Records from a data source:
■ ■ ■ ■ ■ ■ ■

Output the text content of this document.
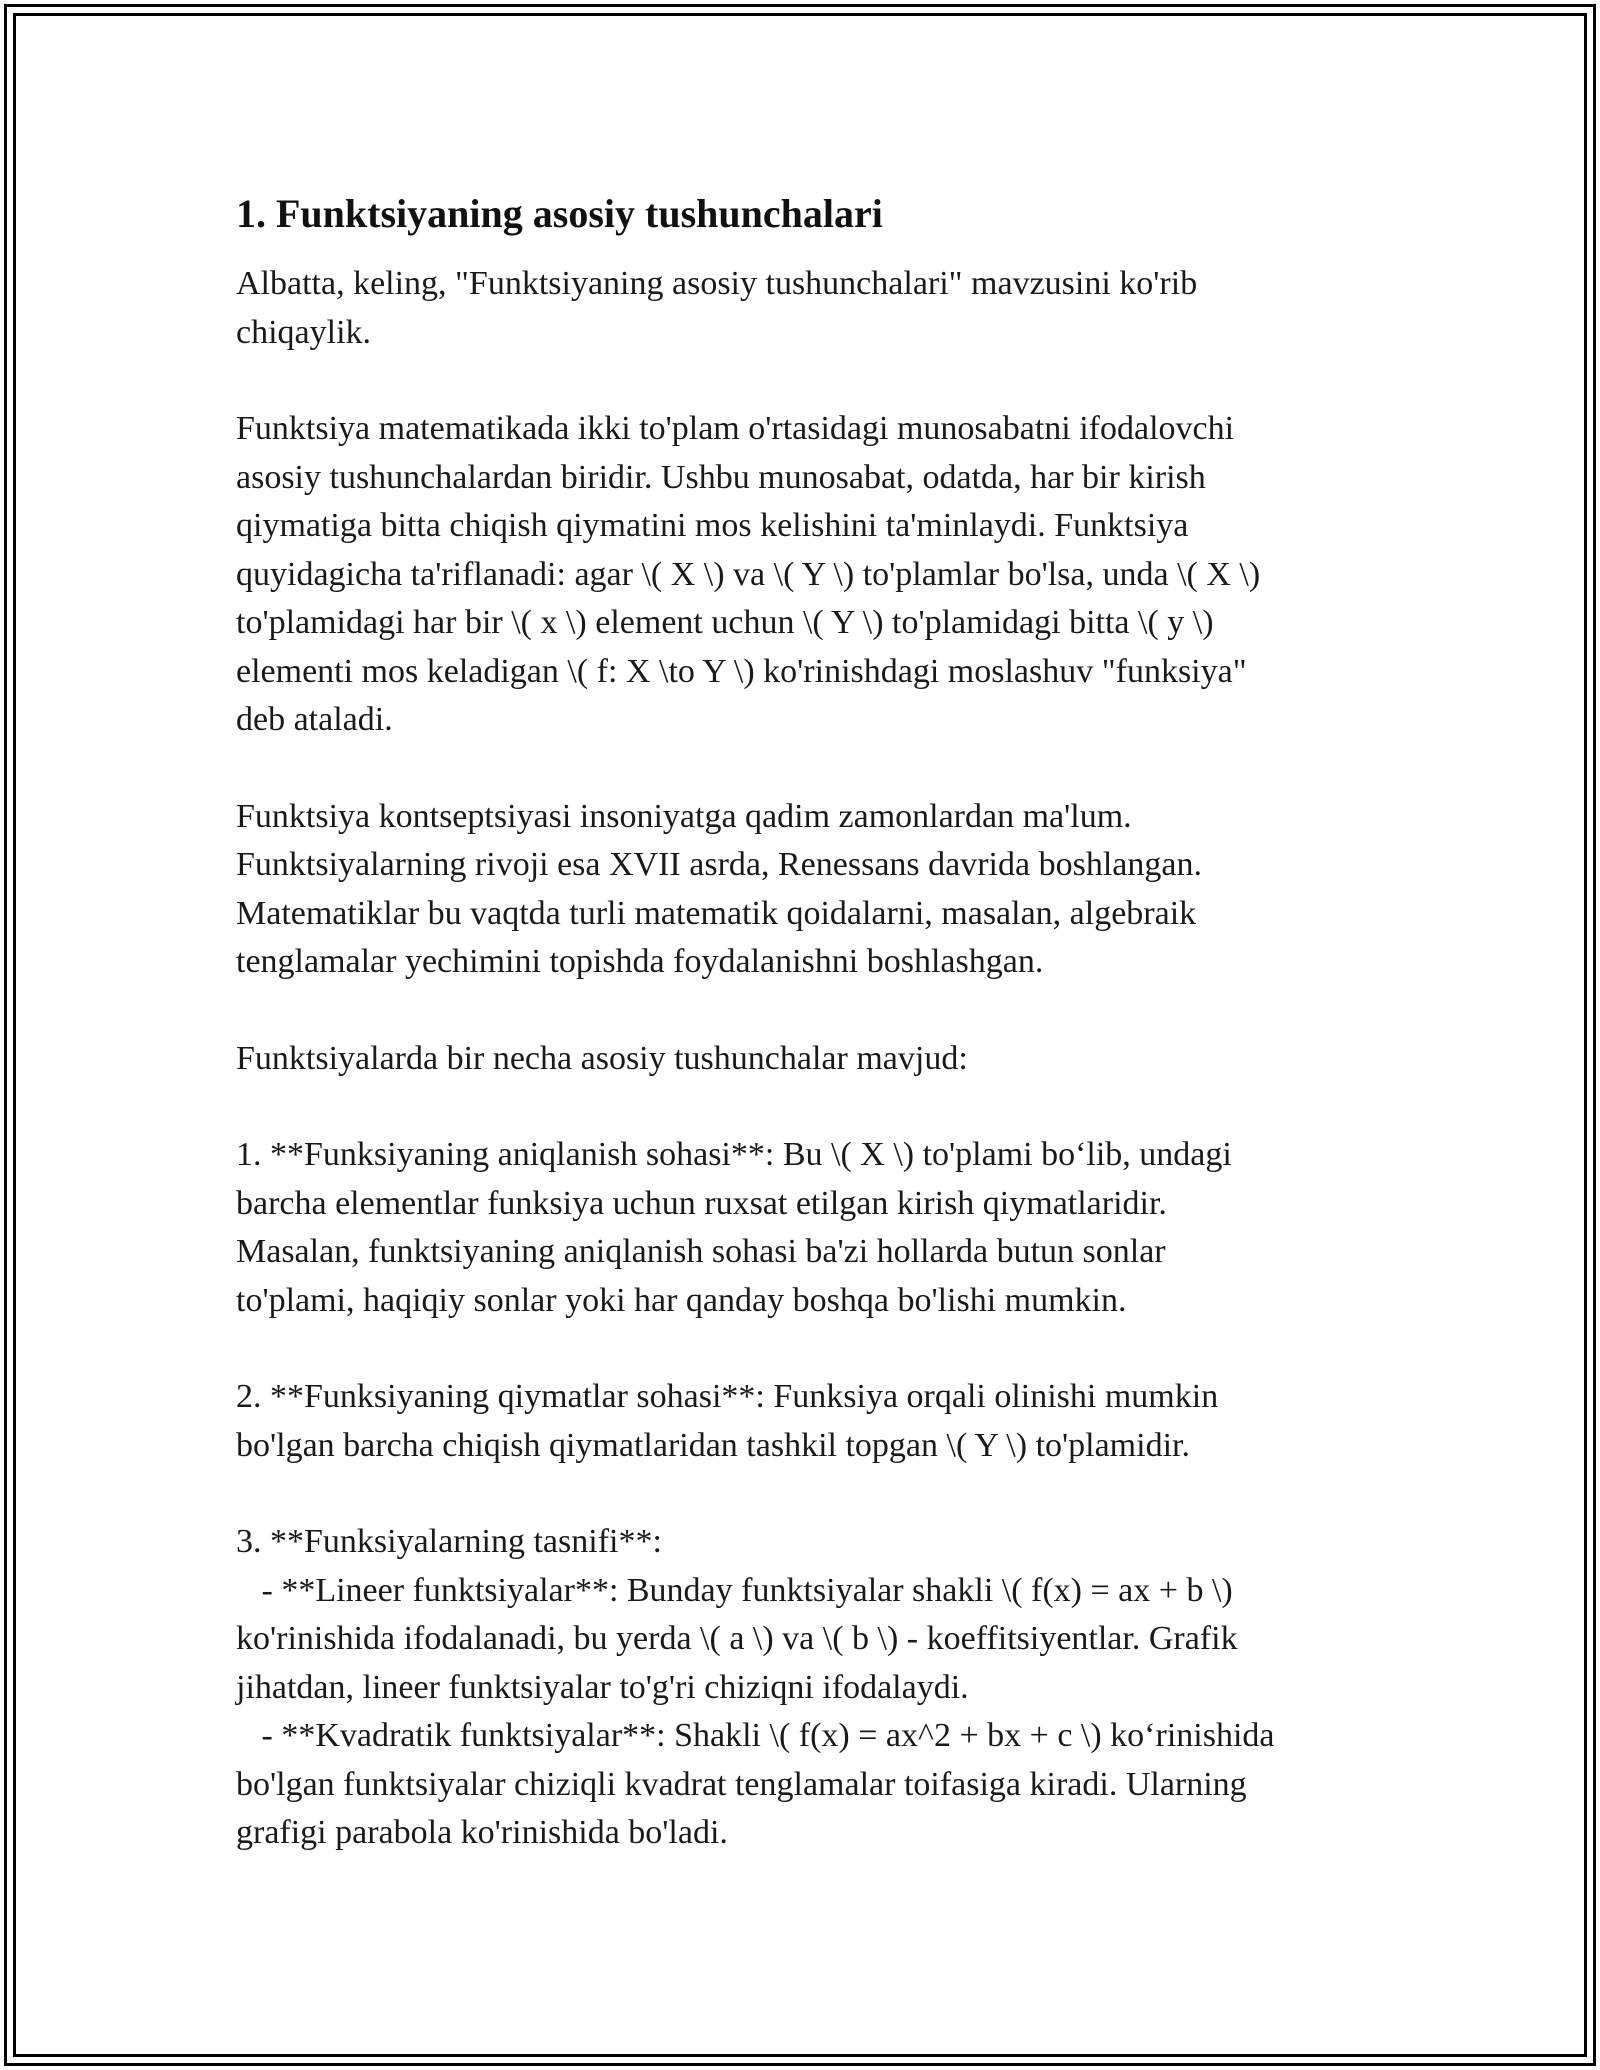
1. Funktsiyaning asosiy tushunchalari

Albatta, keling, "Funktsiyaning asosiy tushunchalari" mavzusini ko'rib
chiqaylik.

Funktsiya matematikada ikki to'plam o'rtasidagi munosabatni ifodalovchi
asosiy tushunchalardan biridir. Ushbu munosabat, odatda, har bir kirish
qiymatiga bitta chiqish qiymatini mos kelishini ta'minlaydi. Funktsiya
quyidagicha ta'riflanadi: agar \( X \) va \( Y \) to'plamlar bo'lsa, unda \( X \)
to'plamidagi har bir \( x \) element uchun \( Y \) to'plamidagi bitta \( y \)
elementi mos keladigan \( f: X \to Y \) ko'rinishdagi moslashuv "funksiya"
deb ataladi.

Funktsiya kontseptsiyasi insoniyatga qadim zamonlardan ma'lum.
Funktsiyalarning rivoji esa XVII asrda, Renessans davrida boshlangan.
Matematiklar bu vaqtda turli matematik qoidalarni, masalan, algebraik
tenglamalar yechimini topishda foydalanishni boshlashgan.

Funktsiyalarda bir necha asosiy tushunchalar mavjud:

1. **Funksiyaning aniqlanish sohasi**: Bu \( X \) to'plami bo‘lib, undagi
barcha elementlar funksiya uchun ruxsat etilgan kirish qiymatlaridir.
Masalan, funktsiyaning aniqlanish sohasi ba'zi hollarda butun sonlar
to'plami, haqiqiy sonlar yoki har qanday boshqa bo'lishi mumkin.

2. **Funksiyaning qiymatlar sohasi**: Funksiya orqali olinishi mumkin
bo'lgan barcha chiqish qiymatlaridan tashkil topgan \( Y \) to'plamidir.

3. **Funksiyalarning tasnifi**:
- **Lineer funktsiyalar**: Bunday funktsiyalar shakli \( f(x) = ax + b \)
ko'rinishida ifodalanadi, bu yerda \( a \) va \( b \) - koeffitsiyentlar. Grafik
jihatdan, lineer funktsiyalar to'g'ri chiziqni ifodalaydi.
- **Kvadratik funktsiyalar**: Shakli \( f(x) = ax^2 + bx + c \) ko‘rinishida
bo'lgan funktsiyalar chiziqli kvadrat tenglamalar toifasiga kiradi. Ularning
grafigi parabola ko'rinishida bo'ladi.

■ ■ ■ ■ ■ ■ ■

• Written exercise
Transcribe the full listing above exactly, with the images removed.

• Task answer
Output the text content of this document.
1. Funktsiyaning asosiy tushunchalari

Albatta, keling, "Funktsiyaning asosiy tushunchalari" mavzusini ko'rib
chiqaylik.

Funktsiya matematikada ikki to'plam o'rtasidagi munosabatni ifodalovchi
asosiy tushunchalardan biridir. Ushbu munosabat, odatda, har bir kirish
qiymatiga bitta chiqish qiymatini mos kelishini ta'minlaydi. Funktsiya
quyidagicha ta'riflanadi: agar \( X \) va \( Y \) to'plamlar bo'lsa, unda \( X \)
to'plamidagi har bir \( x \) element uchun \( Y \) to'plamidagi bitta \( y \)
elementi mos keladigan \( f: X \to Y \) ko'rinishdagi moslashuv "funksiya"
deb ataladi.

Funktsiya kontseptsiyasi insoniyatga qadim zamonlardan ma'lum.
Funktsiyalarning rivoji esa XVII asrda, Renessans davrida boshlangan.
Matematiklar bu vaqtda turli matematik qoidalarni, masalan, algebraik
tenglamalar yechimini topishda foydalanishni boshlashgan.

Funktsiyalarda bir necha asosiy tushunchalar mavjud:

1. **Funksiyaning aniqlanish sohasi**: Bu \( X \) to'plami bo‘lib, undagi
barcha elementlar funksiya uchun ruxsat etilgan kirish qiymatlaridir.
Masalan, funktsiyaning aniqlanish sohasi ba'zi hollarda butun sonlar
to'plami, haqiqiy sonlar yoki har qanday boshqa bo'lishi mumkin.

2. **Funksiyaning qiymatlar sohasi**: Funksiya orqali olinishi mumkin
bo'lgan barcha chiqish qiymatlaridan tashkil topgan \( Y \) to'plamidir.

3. **Funksiyalarning tasnifi**:
- **Lineer funktsiyalar**: Bunday funktsiyalar shakli \( f(x) = ax + b \)
ko'rinishida ifodalanadi, bu yerda \( a \) va \( b \) - koeffitsiyentlar. Grafik
jihatdan, lineer funktsiyalar to'g'ri chiziqni ifodalaydi.
- **Kvadratik funktsiyalar**: Shakli \( f(x) = ax^2 + bx + c \) ko‘rinishida
bo'lgan funktsiyalar chiziqli kvadrat tenglamalar toifasiga kiradi. Ularning
grafigi parabola ko'rinishida bo'ladi.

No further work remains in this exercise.